• Instruction 1: According to the article on the 2023 women's NCAA tournament, which team allows the fewest points in the country?

• Extracted text:
· · ·

The 2023 women's NCAA tournament is the gift that keeps on giving. So often the potential dream matchups so many envision on Selection Sunday never materialize.
This year, the bracket delivered. The Iowa-South Carolina national semifinal is the ultimate contrast in styles and gets its stage Friday (9 p.m. ET, ESPN) in the Final Four in Dallas.
Offense vs. defense. Caitlin Clark vs. Aliyah Boston. One team realizing a dream vs. another looking to make history.
Iowa is the highest-scoring team in the country. South Carolina allows the fewest points. And while Boston, the Gamecocks' 6-foot-5 All-American forward, and Clark, the Hawkeyes' point guard fresh off a 41-point triple-double, won't be matched up against one another, having the presumptive national player of the year front-runner this season (Clark) on the same floor with last year's winner (Boston) seems a fitting way to conclude a two-year debate about who is the better player.

· · ·

• Box annotation data:
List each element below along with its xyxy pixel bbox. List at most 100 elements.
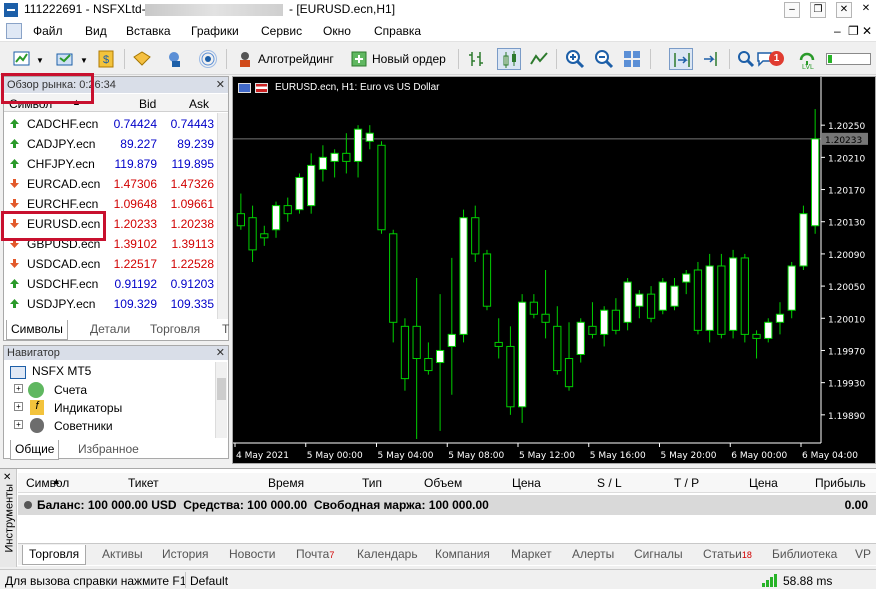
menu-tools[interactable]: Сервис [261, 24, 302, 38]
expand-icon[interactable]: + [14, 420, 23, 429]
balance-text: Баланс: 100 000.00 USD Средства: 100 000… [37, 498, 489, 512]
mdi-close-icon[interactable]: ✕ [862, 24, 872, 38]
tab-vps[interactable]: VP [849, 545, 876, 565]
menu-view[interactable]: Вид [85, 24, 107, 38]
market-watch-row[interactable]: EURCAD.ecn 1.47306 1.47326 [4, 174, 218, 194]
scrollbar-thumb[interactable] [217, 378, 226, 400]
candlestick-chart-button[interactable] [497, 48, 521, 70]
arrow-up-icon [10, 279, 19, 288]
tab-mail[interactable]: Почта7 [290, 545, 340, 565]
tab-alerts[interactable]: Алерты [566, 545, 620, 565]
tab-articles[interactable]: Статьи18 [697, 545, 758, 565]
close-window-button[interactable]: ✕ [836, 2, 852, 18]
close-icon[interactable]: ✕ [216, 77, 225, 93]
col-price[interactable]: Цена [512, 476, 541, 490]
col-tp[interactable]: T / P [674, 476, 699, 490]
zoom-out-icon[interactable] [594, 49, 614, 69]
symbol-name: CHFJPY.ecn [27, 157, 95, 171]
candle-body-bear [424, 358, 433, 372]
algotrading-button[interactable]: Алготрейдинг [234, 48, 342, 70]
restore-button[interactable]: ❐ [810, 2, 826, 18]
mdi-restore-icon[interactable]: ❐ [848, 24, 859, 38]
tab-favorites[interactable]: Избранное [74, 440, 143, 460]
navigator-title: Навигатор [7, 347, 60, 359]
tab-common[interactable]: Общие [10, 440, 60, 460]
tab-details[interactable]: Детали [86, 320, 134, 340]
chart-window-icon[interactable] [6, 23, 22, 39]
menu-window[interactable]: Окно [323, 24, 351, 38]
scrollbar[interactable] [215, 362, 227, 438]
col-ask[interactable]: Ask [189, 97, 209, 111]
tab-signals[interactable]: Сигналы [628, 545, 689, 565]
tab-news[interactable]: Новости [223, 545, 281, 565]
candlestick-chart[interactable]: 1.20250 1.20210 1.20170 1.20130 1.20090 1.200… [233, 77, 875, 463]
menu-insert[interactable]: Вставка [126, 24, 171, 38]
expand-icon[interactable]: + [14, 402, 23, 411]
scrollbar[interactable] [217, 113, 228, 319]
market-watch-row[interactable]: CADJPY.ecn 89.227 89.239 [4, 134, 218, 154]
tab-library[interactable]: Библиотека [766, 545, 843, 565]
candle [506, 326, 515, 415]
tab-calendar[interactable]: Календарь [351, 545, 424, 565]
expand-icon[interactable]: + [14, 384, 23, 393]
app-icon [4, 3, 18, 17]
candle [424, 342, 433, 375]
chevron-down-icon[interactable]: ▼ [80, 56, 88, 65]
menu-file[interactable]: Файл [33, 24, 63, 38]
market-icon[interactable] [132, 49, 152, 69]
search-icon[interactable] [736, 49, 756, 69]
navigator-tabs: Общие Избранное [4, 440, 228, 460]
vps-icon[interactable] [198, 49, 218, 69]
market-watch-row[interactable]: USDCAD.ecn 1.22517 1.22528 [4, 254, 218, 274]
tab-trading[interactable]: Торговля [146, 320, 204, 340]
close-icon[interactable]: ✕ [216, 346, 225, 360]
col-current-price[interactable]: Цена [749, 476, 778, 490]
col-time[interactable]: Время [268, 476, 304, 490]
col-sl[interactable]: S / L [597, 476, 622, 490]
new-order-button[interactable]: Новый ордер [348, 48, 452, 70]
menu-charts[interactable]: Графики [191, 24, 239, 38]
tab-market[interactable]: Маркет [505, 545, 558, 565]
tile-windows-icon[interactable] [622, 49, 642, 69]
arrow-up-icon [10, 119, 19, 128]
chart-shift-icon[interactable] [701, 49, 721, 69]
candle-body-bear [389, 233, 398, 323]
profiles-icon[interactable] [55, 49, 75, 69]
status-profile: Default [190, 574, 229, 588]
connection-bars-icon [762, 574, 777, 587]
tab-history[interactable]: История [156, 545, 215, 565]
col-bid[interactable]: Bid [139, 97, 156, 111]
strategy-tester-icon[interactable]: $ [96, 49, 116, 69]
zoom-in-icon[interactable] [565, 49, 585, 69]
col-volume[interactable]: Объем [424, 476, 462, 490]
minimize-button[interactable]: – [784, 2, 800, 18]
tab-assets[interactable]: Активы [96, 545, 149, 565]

· · ·

• Instruction 2: Convert the part of the listing that opens with the line containing "menu-tools[interactable]: Сервис [261, 24, 302, 38]" and closes with the line containing "tab-mail[interactable]: Почта7 [290, 545, 340, 565]" into a JSON list of strings, one string per line. Include both of those lines, and leave out blank lines.

• Exercise response 1: South Carolina

• Exercise response 2:
[
  "menu-tools[interactable]: Сервис [261, 24, 302, 38]",
  "expand-icon[interactable]: + [14, 420, 23, 429]",
  "balance-text: Баланс: 100 000.00 USD Средства: 100 000… [37, 498, 489, 512]",
  "mdi-close-icon[interactable]: ✕ [862, 24, 872, 38]",
  "tab-vps[interactable]: VP [849, 545, 876, 565]",
  "menu-view[interactable]: Вид [85, 24, 107, 38]",
  "market-watch-row[interactable]: EURCAD.ecn 1.47306 1.47326 [4, 174, 218, 194]",
  "scrollbar-thumb[interactable] [217, 378, 226, 400]",
  "candlestick-chart-button[interactable] [497, 48, 521, 70]",
  "arrow-up-icon [10, 279, 19, 288]",
  "tab-mail[interactable]: Почта7 [290, 545, 340, 565]"
]